--- Task ---
Retype the material in full, keeping every word the same.

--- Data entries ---
○ ○ ○ ○ ○ ○ ○

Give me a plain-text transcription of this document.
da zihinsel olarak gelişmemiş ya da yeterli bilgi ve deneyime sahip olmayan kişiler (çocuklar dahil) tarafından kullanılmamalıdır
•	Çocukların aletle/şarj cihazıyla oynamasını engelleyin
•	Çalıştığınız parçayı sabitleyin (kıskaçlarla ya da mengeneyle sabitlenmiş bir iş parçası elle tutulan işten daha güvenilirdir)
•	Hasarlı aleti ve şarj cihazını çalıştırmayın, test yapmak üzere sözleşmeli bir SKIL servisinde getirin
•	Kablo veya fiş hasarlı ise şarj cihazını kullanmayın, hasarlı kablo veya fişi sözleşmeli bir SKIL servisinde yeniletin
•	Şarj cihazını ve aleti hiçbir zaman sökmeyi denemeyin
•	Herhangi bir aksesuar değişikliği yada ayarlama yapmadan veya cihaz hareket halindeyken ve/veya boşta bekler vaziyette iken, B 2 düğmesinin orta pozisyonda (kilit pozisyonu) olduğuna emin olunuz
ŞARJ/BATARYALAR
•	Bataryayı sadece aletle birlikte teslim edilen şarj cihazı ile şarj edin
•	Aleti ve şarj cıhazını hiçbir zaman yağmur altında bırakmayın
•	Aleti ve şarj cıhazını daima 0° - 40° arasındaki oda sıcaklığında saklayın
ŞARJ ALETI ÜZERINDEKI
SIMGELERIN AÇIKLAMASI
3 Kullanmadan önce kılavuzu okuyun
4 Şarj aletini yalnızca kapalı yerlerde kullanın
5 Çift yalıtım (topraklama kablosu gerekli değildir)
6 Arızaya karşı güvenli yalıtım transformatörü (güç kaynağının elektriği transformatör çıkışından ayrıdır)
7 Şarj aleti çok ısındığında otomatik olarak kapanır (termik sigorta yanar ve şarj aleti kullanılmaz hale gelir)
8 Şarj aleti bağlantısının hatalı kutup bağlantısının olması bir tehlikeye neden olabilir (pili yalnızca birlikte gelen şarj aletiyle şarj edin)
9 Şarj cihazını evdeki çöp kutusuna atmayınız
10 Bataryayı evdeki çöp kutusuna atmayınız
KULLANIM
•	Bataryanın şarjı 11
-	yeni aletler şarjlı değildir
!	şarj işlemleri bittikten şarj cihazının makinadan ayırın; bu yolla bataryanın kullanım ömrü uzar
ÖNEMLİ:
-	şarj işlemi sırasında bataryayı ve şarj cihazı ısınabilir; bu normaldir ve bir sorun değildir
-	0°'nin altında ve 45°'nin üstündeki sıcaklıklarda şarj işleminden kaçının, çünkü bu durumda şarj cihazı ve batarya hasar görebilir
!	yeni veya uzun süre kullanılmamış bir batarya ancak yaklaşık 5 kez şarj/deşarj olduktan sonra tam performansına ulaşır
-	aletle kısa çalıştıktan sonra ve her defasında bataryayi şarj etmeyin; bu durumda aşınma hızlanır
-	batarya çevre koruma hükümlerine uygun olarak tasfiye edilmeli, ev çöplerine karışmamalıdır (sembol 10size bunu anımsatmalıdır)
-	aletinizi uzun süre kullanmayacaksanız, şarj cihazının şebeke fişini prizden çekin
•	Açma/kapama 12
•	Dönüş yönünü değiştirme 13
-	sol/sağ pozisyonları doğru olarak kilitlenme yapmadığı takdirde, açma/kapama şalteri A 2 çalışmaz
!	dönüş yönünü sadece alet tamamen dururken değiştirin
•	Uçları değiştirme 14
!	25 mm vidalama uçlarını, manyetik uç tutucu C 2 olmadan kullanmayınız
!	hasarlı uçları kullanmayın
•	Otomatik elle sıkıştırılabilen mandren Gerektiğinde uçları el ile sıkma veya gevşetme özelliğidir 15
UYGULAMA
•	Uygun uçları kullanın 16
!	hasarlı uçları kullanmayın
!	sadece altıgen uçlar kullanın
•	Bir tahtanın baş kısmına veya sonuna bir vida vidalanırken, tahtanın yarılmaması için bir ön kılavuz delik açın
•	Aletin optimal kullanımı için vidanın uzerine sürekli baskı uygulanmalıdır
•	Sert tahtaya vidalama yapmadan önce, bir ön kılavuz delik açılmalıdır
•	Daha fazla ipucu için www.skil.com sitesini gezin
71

○ ○ ○ ○ ○ ○ ○

--- Solution to the problem ---
Give me a plain-text transcription of this document.
da zihinsel olarak gelişmemiş ya da yeterli bilgi ve deneyime sahip olmayan kişiler (çocuklar dahil) tarafından kullanılmamalıdır
•	Çocukların aletle/şarj cihazıyla oynamasını engelleyin
•	Çalıştığınız parçayı sabitleyin (kıskaçlarla ya da mengeneyle sabitlenmiş bir iş parçası elle tutulan işten daha güvenilirdir)
•	Hasarlı aleti ve şarj cihazını çalıştırmayın, test yapmak üzere sözleşmeli bir SKIL servisinde getirin
•	Kablo veya fiş hasarlı ise şarj cihazını kullanmayın, hasarlı kablo veya fişi sözleşmeli bir SKIL servisinde yeniletin
•	Şarj cihazını ve aleti hiçbir zaman sökmeyi denemeyin
•	Herhangi bir aksesuar değişikliği yada ayarlama yapmadan veya cihaz hareket halindeyken ve/veya boşta bekler vaziyette iken, B 2 düğmesinin orta pozisyonda (kilit pozisyonu) olduğuna emin olunuz
ŞARJ/BATARYALAR
•	Bataryayı sadece aletle birlikte teslim edilen şarj cihazı ile şarj edin
•	Aleti ve şarj cıhazını hiçbir zaman yağmur altında bırakmayın
•	Aleti ve şarj cıhazını daima 0° - 40° arasındaki oda sıcaklığında saklayın
ŞARJ ALETI ÜZERINDEKI
SIMGELERIN AÇIKLAMASI
3 Kullanmadan önce kılavuzu okuyun
4 Şarj aletini yalnızca kapalı yerlerde kullanın
5 Çift yalıtım (topraklama kablosu gerekli değildir)
6 Arızaya karşı güvenli yalıtım transformatörü (güç kaynağının elektriği transformatör çıkışından ayrıdır)
7 Şarj aleti çok ısındığında otomatik olarak kapanır (termik sigorta yanar ve şarj aleti kullanılmaz hale gelir)
8 Şarj aleti bağlantısının hatalı kutup bağlantısının olması bir tehlikeye neden olabilir (pili yalnızca birlikte gelen şarj aletiyle şarj edin)
9 Şarj cihazını evdeki çöp kutusuna atmayınız
10 Bataryayı evdeki çöp kutusuna atmayınız
KULLANIM
•	Bataryanın şarjı 11
-	yeni aletler şarjlı değildir
!	şarj işlemleri bittikten şarj cihazının makinadan ayırın; bu yolla bataryanın kullanım ömrü uzar
ÖNEMLİ:
-	şarj işlemi sırasında bataryayı ve şarj cihazı ısınabilir; bu normaldir ve bir sorun değildir
-	0°'nin altında ve 45°'nin üstündeki sıcaklıklarda şarj işleminden kaçının, çünkü bu durumda şarj cihazı ve batarya hasar görebilir
!	yeni veya uzun süre kullanılmamış bir batarya ancak yaklaşık 5 kez şarj/deşarj olduktan sonra tam performansına ulaşır
-	aletle kısa çalıştıktan sonra ve her defasında bataryayi şarj etmeyin; bu durumda aşınma hızlanır
-	batarya çevre koruma hükümlerine uygun olarak tasfiye edilmeli, ev çöplerine karışmamalıdır (sembol 10size bunu anımsatmalıdır)
-	aletinizi uzun süre kullanmayacaksanız, şarj cihazının şebeke fişini prizden çekin
•	Açma/kapama 12
•	Dönüş yönünü değiştirme 13
-	sol/sağ pozisyonları doğru olarak kilitlenme yapmadığı takdirde, açma/kapama şalteri A 2 çalışmaz
!	dönüş yönünü sadece alet tamamen dururken değiştirin
•	Uçları değiştirme 14
!	25 mm vidalama uçlarını, manyetik uç tutucu C 2 olmadan kullanmayınız
!	hasarlı uçları kullanmayın
•	Otomatik elle sıkıştırılabilen mandren Gerektiğinde uçları el ile sıkma veya gevşetme özelliğidir 15
UYGULAMA
•	Uygun uçları kullanın 16
!	hasarlı uçları kullanmayın
!	sadece altıgen uçlar kullanın
•	Bir tahtanın baş kısmına veya sonuna bir vida vidalanırken, tahtanın yarılmaması için bir ön kılavuz delik açın
•	Aletin optimal kullanımı için vidanın uzerine sürekli baskı uygulanmalıdır
•	Sert tahtaya vidalama yapmadan önce, bir ön kılavuz delik açılmalıdır
•	Daha fazla ipucu için www.skil.com sitesini gezin
71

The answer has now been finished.